I use Mailwasher on XP. Just add a few free spam databases to it and train it as you go.

Its VERY rarely lets anything through. More often it highlights ones its not sure about.

You still see the spam, but it picks most of it up and marks it for deletion. One click and its all gone letting you read the genuine emails.
posted by lemonfridge at 8:53 AM on November 27, 2005


I block most of my spam at the mail server. I have entire Asian and Eastern European countries blacklisted in addition to the usual spam-source blacklists. These senders get bounce messages telling them how to get through, so they aren't permanently blacklisted -- and I've never had a spammer actually do this, not once in two years.

I use a catchall address so I can use a different e-mail address at each site I visit without having to explicitly create an e-mail address. E-mail addresses I have received spam on get forwarded to a spamtrap address. Any e-mail that is sent to the spamtrap address (even if it is sent to other valid addresses at my server at the same time) is considered spam and not delivered. (I have a dummy mailto link on my Web site so spammers will harvest a known spamtrap as well.)

## TASK DIRECTIONS
Extend the comments on handling email spam, starting after the final sentence shown.

## DATA PROVIDED
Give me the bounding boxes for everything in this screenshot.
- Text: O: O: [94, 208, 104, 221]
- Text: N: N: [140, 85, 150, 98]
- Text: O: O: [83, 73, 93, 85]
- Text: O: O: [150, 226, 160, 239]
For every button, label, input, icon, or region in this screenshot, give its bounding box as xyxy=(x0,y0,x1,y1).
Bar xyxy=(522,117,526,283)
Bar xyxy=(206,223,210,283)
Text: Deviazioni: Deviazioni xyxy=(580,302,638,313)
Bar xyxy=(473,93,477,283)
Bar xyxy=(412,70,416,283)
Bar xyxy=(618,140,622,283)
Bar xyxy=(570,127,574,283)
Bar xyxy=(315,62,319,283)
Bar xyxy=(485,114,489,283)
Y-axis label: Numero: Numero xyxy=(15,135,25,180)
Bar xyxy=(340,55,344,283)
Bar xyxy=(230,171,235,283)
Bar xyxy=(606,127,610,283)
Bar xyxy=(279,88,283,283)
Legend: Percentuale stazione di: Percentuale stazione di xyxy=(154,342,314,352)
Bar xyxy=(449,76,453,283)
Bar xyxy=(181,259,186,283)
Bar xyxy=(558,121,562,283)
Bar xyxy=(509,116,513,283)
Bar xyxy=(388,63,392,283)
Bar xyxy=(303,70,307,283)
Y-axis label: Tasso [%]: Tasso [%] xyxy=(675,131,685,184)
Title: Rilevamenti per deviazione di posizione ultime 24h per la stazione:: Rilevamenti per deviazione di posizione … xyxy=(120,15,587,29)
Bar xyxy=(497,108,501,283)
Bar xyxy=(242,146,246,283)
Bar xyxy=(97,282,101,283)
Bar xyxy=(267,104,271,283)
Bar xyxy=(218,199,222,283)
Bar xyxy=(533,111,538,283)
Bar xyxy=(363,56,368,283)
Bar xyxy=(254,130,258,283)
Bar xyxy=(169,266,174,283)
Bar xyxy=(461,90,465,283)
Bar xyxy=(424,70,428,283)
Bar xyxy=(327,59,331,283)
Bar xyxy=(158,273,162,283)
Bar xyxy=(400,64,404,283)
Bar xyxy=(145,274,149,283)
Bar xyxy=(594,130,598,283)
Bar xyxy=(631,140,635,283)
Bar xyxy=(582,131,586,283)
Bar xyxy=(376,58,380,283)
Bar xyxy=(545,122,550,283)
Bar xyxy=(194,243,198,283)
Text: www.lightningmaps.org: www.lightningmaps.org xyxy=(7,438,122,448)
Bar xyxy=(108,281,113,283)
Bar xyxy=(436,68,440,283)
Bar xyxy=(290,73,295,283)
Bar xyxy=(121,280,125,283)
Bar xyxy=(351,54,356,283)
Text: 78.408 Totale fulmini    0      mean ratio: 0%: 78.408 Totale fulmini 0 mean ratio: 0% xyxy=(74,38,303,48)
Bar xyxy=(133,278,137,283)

## EXERCISE OUTPUT
The catchall does theoretically leave me open for a dictionary attack, in which a spammer just sends e-mail to random addresses at my domain, but since I'm the only real user at my domain, my server's configured such that each e-mail may have no more than three specified recipients. A dictionary attack rarely uses individual e-mails, instead the mail is simply sent to dozens of addresses all at once, so this blocks it handily. (Also, the server is set to temporarily block any sender that generates more than a couple SMTP errors in a given period of time, so such a spammer will find themselves unable to connect to my machine at all in short order.)

Some of the public addresses I use have additional filtering. For example, some spammer guessed I used "amazon" as the account name for Amazon.com, so that address now only accepts e-mail from amazon.com and discards the rest. The domain in my WHOIS records only accepts e-mail from registrars (it produces a bounce with whitelisting instructions for others). The e-mail addresses I use on Usenet and on various Web sites where my address is seen publicly are pretty stringently filtered: they must have a message ID, they must be plain text, they must be no larger than 32K. (The latter is because of the swen worm, which once dropped 1000 150K messages on me in a day.)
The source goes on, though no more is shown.